======== Records for this task
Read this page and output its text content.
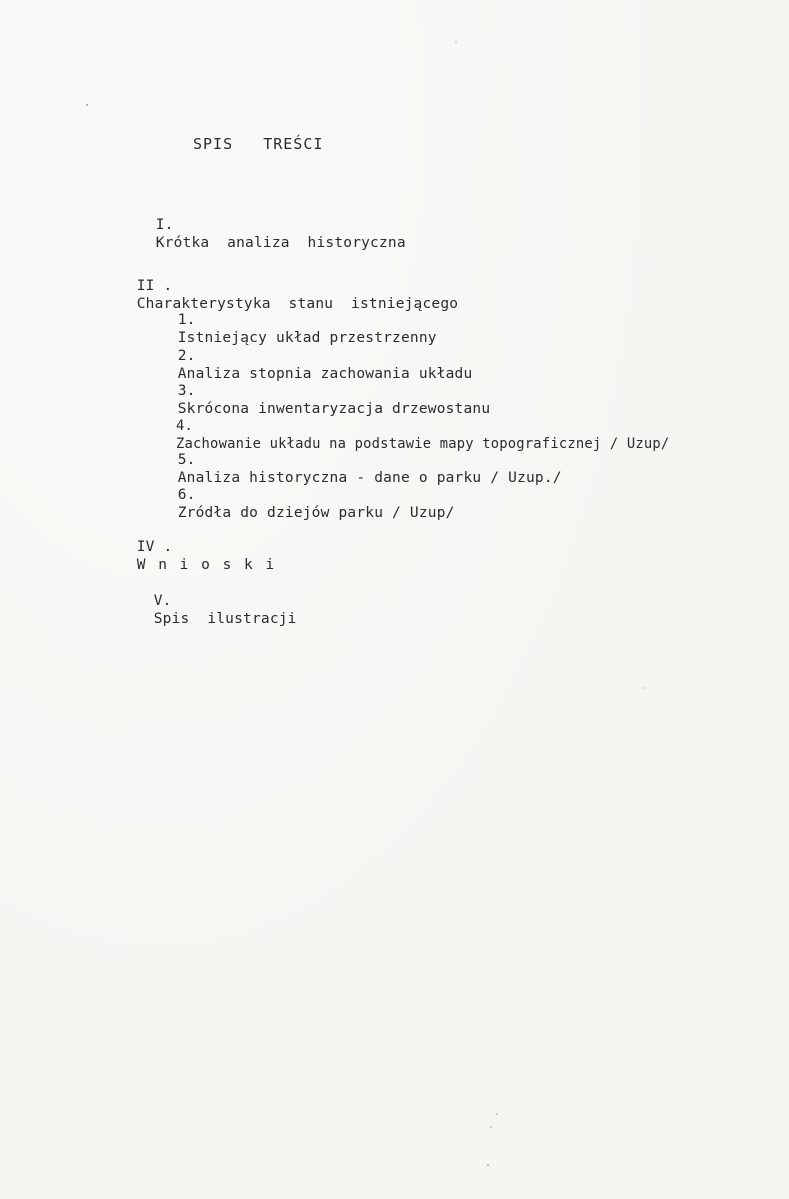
SPIS   TREŚCI

I.
Krótka  analiza  historyczna

II .
Charakterystyka  stanu  istniejącego

1.
Istniejący układ przestrzenny

2.
Analiza stopnia zachowania układu

3.
Skrócona inwentaryzacja drzewostanu

4.
Zachowanie układu na podstawie mapy topograficznej / Uzup/

5.
Analiza historyczna - dane o parku / Uzup./

6.
Zródła do dziejów parku / Uzup/

IV .
W n i o s k i

V.
Spis  ilustracji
================
*Required work:* Return every line above that contains the word "układu".

*Task response:*
Analiza stopnia zachowania układu
Zachowanie układu na podstawie mapy topograficznej / Uzup/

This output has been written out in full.